Collected data entries
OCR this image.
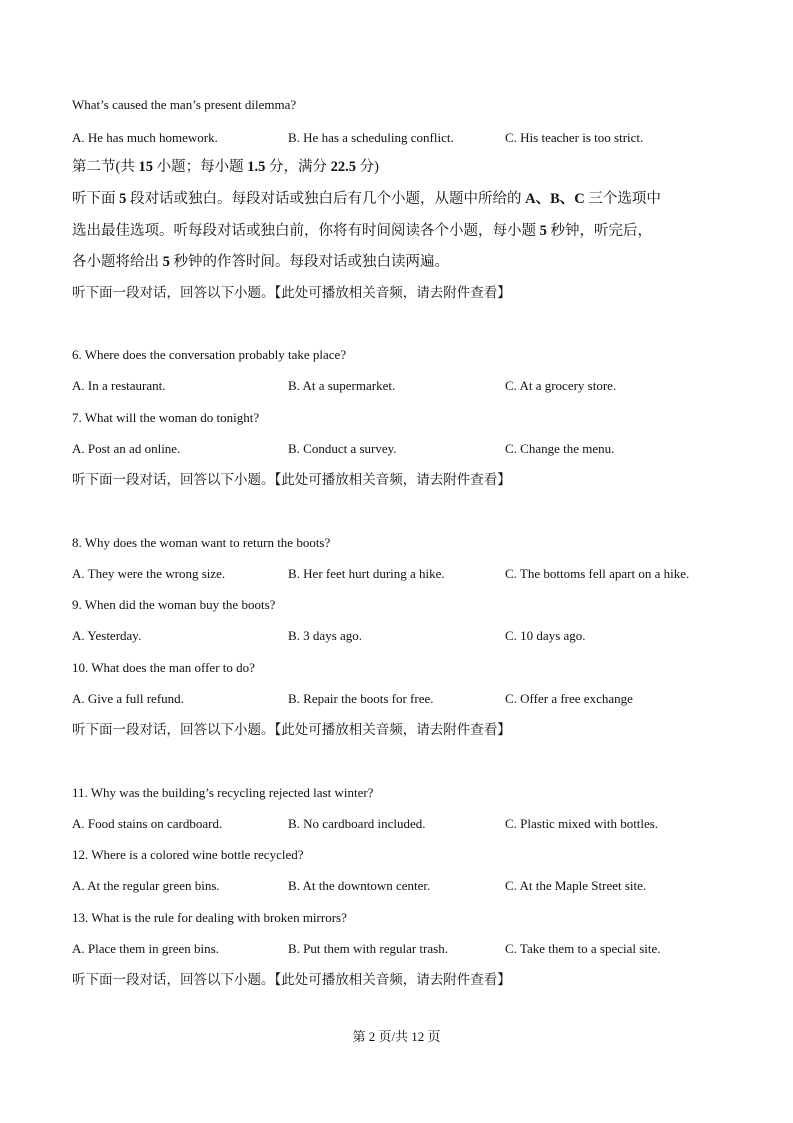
What’s caused the man’s present dilemma?
A. He has much homework.	B. He has a scheduling conflict.	C. His teacher is too strict.
第二节(共 15 小题；每小题 1.5 分，满分 22.5 分)
听下面 5 段对话或独白。每段对话或独白后有几个小题，从题中所给的 A、B、C 三个选项中
选出最佳选项。听每段对话或独白前，你将有时间阅读各个小题，每小题 5 秒钟，听完后，
各小题将给出 5 秒钟的作答时间。每段对话或独白读两遍。
听下面一段对话，回答以下小题。【此处可播放相关音频，请去附件查看】
6. Where does the conversation probably take place?
A. In a restaurant.	B. At a supermarket.	C. At a grocery store.
7. What will the woman do tonight?
A. Post an ad online.	B. Conduct a survey.	C. Change the menu.
听下面一段对话，回答以下小题。【此处可播放相关音频，请去附件查看】
8. Why does the woman want to return the boots?
A. They were the wrong size.	B. Her feet hurt during a hike.	C. The bottoms fell apart on a hike.
9. When did the woman buy the boots?
A. Yesterday.	B. 3 days ago.	C. 10 days ago.
10. What does the man offer to do?
A. Give a full refund.	B. Repair the boots for free.	C. Offer a free exchange
听下面一段对话，回答以下小题。【此处可播放相关音频，请去附件查看】
11. Why was the building’s recycling rejected last winter?
A. Food stains on cardboard.	B. No cardboard included.	C. Plastic mixed with bottles.
12. Where is a colored wine bottle recycled?
A. At the regular green bins.	B. At the downtown center.	C. At the Maple Street site.
13. What is the rule for dealing with broken mirrors?
A. Place them in green bins.	B. Put them with regular trash.	C. Take them to a special site.
听下面一段对话，回答以下小题。【此处可播放相关音频，请去附件查看】
第 2 页/共 12 页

The problem ▸ Take the entries shown above and quote them verbatim, passing over the pictures.

Written answer ▸
OCR this image.
What’s caused the man’s present dilemma?
A. He has much homework.	B. He has a scheduling conflict.	C. His teacher is too strict.
第二节(共 15 小题；每小题 1.5 分，满分 22.5 分)
听下面 5 段对话或独白。每段对话或独白后有几个小题，从题中所给的 A、B、C 三个选项中
选出最佳选项。听每段对话或独白前，你将有时间阅读各个小题，每小题 5 秒钟，听完后，
各小题将给出 5 秒钟的作答时间。每段对话或独白读两遍。
听下面一段对话，回答以下小题。【此处可播放相关音频，请去附件查看】
6. Where does the conversation probably take place?
A. In a restaurant.	B. At a supermarket.	C. At a grocery store.
7. What will the woman do tonight?
A. Post an ad online.	B. Conduct a survey.	C. Change the menu.
听下面一段对话，回答以下小题。【此处可播放相关音频，请去附件查看】
8. Why does the woman want to return the boots?
A. They were the wrong size.	B. Her feet hurt during a hike.	C. The bottoms fell apart on a hike.
9. When did the woman buy the boots?
A. Yesterday.	B. 3 days ago.	C. 10 days ago.
10. What does the man offer to do?
A. Give a full refund.	B. Repair the boots for free.	C. Offer a free exchange
听下面一段对话，回答以下小题。【此处可播放相关音频，请去附件查看】
11. Why was the building’s recycling rejected last winter?
A. Food stains on cardboard.	B. No cardboard included.	C. Plastic mixed with bottles.
12. Where is a colored wine bottle recycled?
A. At the regular green bins.	B. At the downtown center.	C. At the Maple Street site.
13. What is the rule for dealing with broken mirrors?
A. Place them in green bins.	B. Put them with regular trash.	C. Take them to a special site.
听下面一段对话，回答以下小题。【此处可播放相关音频，请去附件查看】
第 2 页/共 12 页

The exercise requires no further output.